# Work to be completed:
All of the entries below, duplicated exactly, make up the answer.

# Data for processing:
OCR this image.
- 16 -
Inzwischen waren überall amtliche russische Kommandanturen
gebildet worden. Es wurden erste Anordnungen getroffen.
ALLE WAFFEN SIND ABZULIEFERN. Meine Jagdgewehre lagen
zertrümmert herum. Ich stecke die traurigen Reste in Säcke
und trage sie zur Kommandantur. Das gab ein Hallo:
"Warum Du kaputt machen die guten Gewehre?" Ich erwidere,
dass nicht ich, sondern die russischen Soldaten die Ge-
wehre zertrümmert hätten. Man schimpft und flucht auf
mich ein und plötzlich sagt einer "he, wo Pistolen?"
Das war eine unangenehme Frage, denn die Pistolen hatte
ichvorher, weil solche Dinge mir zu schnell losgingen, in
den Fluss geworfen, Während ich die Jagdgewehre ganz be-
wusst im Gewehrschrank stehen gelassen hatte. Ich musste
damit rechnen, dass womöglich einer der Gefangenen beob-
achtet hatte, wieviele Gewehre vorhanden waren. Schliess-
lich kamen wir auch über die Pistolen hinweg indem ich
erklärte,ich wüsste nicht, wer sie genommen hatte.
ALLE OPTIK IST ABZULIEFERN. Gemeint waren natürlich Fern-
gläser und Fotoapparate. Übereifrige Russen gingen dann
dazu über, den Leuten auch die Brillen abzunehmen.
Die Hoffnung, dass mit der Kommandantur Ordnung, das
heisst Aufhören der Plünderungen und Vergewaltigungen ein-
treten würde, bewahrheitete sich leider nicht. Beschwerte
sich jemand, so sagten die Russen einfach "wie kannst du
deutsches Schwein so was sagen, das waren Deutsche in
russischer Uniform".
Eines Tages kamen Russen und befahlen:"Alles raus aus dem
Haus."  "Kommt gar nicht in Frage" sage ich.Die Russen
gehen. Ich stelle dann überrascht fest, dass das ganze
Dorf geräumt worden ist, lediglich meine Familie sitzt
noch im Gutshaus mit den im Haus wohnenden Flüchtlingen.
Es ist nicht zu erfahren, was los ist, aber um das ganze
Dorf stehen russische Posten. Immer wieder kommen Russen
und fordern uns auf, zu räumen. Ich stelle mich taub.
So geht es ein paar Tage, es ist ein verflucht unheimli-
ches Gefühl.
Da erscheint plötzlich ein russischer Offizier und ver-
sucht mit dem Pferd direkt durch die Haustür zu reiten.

# Result:
OCR this image.
- 16 -
Inzwischen waren überall amtliche russische Kommandanturen
gebildet worden. Es wurden erste Anordnungen getroffen.
ALLE WAFFEN SIND ABZULIEFERN. Meine Jagdgewehre lagen
zertrümmert herum. Ich stecke die traurigen Reste in Säcke
und trage sie zur Kommandantur. Das gab ein Hallo:
"Warum Du kaputt machen die guten Gewehre?" Ich erwidere,
dass nicht ich, sondern die russischen Soldaten die Ge-
wehre zertrümmert hätten. Man schimpft und flucht auf
mich ein und plötzlich sagt einer "he, wo Pistolen?"
Das war eine unangenehme Frage, denn die Pistolen hatte
ichvorher, weil solche Dinge mir zu schnell losgingen, in
den Fluss geworfen, Während ich die Jagdgewehre ganz be-
wusst im Gewehrschrank stehen gelassen hatte. Ich musste
damit rechnen, dass womöglich einer der Gefangenen beob-
achtet hatte, wieviele Gewehre vorhanden waren. Schliess-
lich kamen wir auch über die Pistolen hinweg indem ich
erklärte,ich wüsste nicht, wer sie genommen hatte.
ALLE OPTIK IST ABZULIEFERN. Gemeint waren natürlich Fern-
gläser und Fotoapparate. Übereifrige Russen gingen dann
dazu über, den Leuten auch die Brillen abzunehmen.
Die Hoffnung, dass mit der Kommandantur Ordnung, das
heisst Aufhören der Plünderungen und Vergewaltigungen ein-
treten würde, bewahrheitete sich leider nicht. Beschwerte
sich jemand, so sagten die Russen einfach "wie kannst du
deutsches Schwein so was sagen, das waren Deutsche in
russischer Uniform".
Eines Tages kamen Russen und befahlen:"Alles raus aus dem
Haus."  "Kommt gar nicht in Frage" sage ich.Die Russen
gehen. Ich stelle dann überrascht fest, dass das ganze
Dorf geräumt worden ist, lediglich meine Familie sitzt
noch im Gutshaus mit den im Haus wohnenden Flüchtlingen.
Es ist nicht zu erfahren, was los ist, aber um das ganze
Dorf stehen russische Posten. Immer wieder kommen Russen
und fordern uns auf, zu räumen. Ich stelle mich taub.
So geht es ein paar Tage, es ist ein verflucht unheimli-
ches Gefühl.
Da erscheint plötzlich ein russischer Offizier und ver-
sucht mit dem Pferd direkt durch die Haustür zu reiten.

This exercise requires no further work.